## TASK STATEMENT
Go through the material and tally the lines containing the string "그래프가". Give the total alone.

## MATERIAL PROVIDED
_ _ _ _

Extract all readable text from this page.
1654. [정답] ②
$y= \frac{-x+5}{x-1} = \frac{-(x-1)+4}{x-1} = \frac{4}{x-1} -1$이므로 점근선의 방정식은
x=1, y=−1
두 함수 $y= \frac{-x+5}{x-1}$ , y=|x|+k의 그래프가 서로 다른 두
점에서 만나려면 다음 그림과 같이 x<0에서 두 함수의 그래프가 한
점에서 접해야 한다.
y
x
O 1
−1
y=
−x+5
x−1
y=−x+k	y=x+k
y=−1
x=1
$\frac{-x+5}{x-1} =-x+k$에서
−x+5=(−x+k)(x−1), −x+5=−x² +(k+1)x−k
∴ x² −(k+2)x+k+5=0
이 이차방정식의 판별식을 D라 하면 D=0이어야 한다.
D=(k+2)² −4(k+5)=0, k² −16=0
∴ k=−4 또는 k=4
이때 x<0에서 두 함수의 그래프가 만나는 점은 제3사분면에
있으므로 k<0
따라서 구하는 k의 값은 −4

_ _ _ _

## CORRECT OUTPUT
3